Every line below that holds the string "Hazard" should be copied out.
<<<<
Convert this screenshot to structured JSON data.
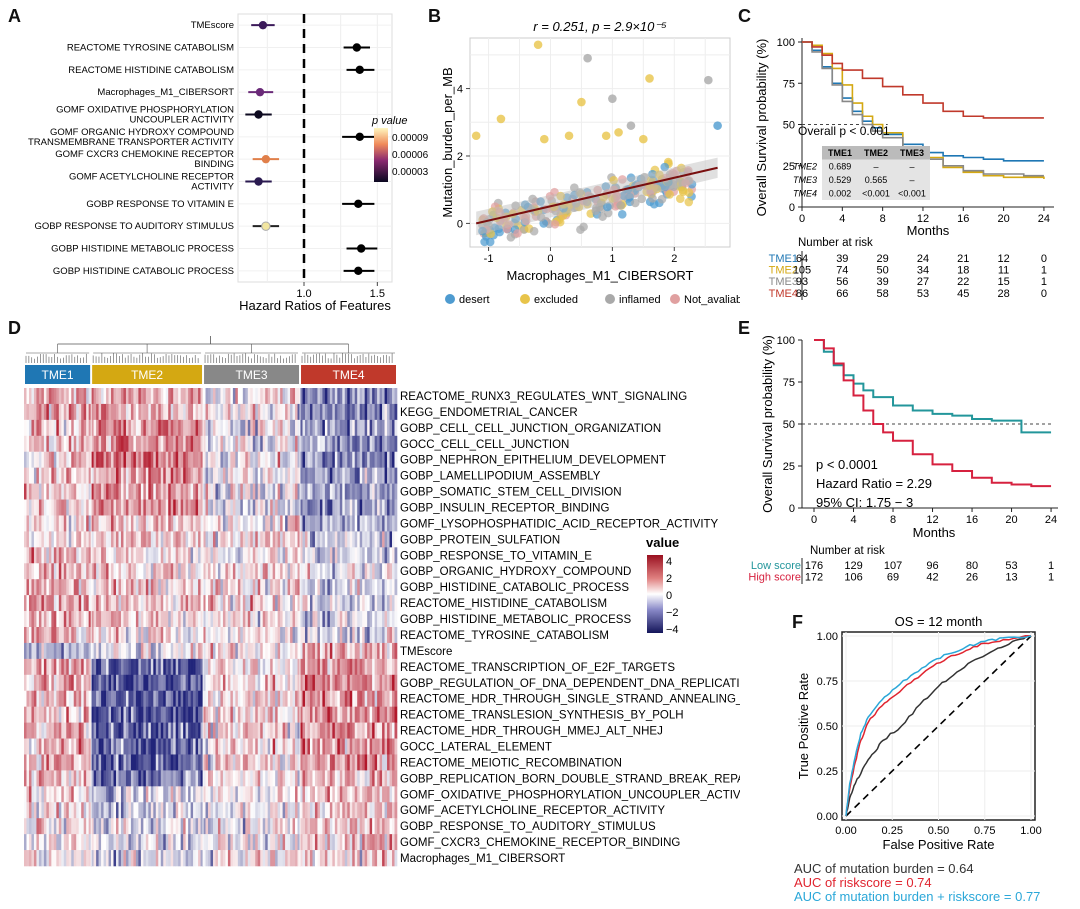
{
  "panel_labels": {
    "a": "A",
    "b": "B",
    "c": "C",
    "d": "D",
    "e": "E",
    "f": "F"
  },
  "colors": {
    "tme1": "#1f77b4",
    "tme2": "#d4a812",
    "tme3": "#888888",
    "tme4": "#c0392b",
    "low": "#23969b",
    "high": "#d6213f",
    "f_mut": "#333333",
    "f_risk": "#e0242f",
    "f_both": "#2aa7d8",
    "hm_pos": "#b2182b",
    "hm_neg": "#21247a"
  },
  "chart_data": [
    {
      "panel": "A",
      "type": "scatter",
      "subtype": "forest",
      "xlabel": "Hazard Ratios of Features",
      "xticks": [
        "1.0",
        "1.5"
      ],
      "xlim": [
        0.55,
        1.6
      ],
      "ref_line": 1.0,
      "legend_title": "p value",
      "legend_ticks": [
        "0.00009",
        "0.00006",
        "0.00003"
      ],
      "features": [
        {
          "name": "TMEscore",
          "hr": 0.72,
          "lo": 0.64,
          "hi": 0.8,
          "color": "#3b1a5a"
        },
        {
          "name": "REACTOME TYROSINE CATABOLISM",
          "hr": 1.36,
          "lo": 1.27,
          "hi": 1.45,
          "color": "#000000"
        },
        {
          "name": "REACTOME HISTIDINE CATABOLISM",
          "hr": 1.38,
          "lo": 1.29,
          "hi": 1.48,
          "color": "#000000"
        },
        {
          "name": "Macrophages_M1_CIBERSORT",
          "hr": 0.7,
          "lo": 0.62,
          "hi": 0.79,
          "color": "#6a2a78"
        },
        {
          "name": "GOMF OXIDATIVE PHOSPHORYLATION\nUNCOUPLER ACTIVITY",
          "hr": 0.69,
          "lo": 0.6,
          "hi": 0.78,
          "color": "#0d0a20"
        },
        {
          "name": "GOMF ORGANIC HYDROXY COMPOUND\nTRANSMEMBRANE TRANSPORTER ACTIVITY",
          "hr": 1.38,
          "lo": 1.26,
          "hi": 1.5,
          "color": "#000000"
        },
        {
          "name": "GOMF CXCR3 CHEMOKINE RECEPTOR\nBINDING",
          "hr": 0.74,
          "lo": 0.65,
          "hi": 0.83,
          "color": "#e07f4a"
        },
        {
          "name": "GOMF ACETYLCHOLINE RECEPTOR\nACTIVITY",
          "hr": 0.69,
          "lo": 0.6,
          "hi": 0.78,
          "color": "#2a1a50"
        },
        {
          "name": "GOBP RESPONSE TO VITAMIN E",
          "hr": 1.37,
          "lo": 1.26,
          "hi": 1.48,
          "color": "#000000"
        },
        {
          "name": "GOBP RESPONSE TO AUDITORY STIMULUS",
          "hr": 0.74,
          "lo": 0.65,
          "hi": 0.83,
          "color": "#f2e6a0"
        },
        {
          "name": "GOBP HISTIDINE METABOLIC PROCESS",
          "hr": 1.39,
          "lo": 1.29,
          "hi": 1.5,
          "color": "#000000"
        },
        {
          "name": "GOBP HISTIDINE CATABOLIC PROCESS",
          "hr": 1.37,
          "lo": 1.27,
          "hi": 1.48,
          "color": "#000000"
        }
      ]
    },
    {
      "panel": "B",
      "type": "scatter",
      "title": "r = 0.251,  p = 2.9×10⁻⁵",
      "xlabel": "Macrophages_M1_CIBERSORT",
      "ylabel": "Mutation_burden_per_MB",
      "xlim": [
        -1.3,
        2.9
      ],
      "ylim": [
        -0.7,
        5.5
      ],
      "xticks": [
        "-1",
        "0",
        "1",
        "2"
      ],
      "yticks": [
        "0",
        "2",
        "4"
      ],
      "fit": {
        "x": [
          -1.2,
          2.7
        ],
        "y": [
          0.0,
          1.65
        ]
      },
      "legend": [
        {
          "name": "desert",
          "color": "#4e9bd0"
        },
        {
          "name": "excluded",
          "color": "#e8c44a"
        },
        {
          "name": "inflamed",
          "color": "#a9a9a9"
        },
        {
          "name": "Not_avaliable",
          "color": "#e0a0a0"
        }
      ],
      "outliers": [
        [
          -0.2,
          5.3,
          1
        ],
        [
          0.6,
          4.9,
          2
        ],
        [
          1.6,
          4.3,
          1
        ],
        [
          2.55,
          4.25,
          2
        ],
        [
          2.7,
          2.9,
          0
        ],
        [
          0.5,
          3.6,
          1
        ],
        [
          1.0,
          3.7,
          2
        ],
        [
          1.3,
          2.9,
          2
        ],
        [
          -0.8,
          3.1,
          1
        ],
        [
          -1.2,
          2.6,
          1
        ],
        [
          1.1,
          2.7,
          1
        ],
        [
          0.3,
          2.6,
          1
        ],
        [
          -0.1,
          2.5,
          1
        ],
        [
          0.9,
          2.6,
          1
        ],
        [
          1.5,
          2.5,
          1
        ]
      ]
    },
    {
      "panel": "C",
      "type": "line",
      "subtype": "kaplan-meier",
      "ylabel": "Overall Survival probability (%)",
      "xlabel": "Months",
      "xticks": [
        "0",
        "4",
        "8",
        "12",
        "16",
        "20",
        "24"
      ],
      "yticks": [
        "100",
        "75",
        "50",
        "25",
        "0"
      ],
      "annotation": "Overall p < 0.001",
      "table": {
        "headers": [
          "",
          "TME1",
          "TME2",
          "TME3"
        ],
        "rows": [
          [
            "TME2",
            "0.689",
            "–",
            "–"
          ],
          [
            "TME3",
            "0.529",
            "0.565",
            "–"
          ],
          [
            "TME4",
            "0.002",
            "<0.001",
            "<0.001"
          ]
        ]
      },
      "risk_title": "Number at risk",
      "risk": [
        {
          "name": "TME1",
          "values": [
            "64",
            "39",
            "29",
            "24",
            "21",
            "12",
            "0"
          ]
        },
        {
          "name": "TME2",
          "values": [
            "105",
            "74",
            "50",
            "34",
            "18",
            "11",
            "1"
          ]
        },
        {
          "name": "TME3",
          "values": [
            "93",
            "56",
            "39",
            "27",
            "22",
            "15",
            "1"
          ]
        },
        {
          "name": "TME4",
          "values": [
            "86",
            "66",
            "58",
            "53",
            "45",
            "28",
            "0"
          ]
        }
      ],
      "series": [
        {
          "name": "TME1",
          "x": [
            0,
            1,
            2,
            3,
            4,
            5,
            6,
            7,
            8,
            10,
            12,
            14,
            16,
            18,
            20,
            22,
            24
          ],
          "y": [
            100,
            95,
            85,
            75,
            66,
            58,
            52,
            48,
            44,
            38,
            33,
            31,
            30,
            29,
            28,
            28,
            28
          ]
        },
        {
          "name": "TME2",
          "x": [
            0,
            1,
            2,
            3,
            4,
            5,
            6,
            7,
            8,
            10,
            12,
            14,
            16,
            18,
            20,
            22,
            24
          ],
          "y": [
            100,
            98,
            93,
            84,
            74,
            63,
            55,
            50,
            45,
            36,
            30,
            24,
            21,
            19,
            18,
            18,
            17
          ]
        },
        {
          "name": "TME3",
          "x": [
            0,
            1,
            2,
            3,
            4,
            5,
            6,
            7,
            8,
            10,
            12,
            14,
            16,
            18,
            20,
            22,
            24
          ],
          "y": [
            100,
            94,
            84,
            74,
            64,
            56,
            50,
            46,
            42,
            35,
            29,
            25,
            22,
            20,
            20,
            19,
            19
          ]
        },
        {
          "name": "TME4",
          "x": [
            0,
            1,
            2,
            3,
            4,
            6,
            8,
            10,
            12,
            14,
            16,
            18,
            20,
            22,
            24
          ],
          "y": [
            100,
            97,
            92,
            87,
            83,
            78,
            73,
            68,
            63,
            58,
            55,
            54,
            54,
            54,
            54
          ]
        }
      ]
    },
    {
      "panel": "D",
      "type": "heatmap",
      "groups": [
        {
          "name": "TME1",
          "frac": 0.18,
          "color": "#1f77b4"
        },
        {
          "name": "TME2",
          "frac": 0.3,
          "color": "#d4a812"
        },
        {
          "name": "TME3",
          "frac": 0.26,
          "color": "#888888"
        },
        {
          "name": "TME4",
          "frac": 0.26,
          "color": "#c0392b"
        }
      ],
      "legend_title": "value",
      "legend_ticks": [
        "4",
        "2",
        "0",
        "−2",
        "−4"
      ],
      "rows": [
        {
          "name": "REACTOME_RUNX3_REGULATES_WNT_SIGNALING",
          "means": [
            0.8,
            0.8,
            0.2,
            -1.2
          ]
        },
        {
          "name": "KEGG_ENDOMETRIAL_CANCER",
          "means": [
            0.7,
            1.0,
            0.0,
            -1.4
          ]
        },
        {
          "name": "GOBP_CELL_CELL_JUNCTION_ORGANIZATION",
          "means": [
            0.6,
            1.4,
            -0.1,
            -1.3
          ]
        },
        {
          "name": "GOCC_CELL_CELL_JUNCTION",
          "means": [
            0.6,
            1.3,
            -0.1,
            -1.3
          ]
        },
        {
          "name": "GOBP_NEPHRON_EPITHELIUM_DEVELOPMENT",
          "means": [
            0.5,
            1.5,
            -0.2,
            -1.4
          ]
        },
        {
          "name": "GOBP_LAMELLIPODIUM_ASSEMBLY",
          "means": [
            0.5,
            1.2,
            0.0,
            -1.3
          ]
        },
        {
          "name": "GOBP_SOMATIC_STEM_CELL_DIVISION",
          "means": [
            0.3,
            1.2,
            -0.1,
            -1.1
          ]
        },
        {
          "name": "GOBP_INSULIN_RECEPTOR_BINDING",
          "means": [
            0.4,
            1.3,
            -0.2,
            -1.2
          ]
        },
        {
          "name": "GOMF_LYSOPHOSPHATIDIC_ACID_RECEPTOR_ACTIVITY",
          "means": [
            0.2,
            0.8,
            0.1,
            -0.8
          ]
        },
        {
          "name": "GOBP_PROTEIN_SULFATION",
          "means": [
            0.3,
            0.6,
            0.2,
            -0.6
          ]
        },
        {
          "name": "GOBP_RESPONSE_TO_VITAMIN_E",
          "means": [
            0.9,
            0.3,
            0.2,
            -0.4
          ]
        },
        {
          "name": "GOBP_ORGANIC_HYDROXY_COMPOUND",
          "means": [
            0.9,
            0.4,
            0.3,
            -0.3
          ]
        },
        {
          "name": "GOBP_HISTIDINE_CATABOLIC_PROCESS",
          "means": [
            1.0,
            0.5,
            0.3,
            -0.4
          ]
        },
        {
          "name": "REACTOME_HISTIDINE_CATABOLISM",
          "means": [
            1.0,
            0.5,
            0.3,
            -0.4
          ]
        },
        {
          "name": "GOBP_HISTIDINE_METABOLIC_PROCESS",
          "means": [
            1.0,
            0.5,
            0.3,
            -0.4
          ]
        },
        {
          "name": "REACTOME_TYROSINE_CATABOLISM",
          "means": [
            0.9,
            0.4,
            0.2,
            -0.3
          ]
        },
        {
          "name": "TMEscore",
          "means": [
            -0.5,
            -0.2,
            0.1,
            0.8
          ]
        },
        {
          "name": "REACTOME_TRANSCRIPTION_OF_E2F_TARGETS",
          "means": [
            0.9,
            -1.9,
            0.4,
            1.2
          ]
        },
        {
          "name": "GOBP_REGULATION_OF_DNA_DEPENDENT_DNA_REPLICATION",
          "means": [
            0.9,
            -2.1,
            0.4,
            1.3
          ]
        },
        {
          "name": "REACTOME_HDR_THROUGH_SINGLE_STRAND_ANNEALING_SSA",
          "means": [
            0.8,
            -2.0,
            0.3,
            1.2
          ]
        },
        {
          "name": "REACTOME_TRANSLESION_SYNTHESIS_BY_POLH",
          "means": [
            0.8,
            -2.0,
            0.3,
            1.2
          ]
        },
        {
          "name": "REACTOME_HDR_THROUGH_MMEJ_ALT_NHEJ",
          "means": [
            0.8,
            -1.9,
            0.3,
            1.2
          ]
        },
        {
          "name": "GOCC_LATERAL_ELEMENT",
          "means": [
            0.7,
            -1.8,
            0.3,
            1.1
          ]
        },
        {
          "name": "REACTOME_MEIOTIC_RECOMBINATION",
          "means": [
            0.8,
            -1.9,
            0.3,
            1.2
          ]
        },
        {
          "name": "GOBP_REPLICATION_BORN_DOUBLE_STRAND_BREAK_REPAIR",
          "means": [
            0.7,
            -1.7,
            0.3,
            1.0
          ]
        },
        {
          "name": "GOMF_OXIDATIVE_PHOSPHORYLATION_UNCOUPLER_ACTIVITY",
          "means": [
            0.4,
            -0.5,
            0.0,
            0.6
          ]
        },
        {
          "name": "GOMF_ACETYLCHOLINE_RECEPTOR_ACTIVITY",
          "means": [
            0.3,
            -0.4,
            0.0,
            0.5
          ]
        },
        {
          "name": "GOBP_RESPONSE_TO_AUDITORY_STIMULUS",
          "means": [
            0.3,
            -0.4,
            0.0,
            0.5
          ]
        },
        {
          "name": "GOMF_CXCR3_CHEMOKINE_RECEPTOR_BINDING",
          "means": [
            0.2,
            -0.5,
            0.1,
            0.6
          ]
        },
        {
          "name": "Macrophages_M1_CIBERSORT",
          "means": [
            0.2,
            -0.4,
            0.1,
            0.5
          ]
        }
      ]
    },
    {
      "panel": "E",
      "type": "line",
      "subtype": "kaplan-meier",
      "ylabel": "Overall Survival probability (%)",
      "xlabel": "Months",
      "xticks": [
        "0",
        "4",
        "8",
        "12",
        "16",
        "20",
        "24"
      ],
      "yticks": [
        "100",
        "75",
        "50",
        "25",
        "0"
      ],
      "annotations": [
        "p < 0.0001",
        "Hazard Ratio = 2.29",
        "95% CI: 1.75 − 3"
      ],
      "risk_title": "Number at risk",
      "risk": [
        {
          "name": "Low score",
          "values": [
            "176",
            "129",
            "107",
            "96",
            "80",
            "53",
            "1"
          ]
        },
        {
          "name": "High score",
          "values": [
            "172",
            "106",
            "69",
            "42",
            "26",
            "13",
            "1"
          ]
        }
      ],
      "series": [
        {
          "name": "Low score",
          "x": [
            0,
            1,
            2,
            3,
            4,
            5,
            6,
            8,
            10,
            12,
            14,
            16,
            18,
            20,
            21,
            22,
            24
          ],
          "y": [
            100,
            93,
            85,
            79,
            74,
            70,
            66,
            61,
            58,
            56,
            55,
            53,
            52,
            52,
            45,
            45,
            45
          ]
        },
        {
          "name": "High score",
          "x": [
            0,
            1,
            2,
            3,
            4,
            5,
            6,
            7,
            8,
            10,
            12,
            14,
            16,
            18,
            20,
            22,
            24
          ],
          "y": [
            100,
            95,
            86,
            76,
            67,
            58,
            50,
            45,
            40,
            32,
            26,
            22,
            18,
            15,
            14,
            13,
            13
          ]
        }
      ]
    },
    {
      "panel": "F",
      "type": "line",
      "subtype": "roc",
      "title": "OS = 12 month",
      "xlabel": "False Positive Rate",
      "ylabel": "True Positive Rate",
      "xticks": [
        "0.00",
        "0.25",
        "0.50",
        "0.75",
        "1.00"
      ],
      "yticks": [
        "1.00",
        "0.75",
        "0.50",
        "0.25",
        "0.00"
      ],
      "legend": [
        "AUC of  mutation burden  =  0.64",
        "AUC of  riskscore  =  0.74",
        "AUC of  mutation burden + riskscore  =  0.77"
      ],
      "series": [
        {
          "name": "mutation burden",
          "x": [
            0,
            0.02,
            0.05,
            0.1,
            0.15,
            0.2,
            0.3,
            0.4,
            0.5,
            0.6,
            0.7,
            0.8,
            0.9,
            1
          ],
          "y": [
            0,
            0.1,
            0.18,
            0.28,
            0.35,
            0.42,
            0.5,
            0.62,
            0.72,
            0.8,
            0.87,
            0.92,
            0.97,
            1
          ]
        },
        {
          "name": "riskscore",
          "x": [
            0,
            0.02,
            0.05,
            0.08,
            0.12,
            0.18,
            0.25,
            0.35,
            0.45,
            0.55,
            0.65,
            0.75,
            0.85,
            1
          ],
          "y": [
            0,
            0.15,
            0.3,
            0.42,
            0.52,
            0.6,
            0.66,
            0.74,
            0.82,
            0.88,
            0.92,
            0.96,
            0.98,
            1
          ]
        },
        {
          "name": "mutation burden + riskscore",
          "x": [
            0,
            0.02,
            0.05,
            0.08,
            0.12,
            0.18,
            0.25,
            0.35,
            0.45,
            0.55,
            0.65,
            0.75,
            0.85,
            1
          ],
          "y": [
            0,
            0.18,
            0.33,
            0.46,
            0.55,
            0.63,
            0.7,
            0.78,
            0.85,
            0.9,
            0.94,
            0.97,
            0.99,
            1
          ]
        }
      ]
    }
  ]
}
>>>>
■ **Output of the exercise**:
      "xlabel": "Hazard Ratios of Features",
        "Hazard Ratio = 2.29",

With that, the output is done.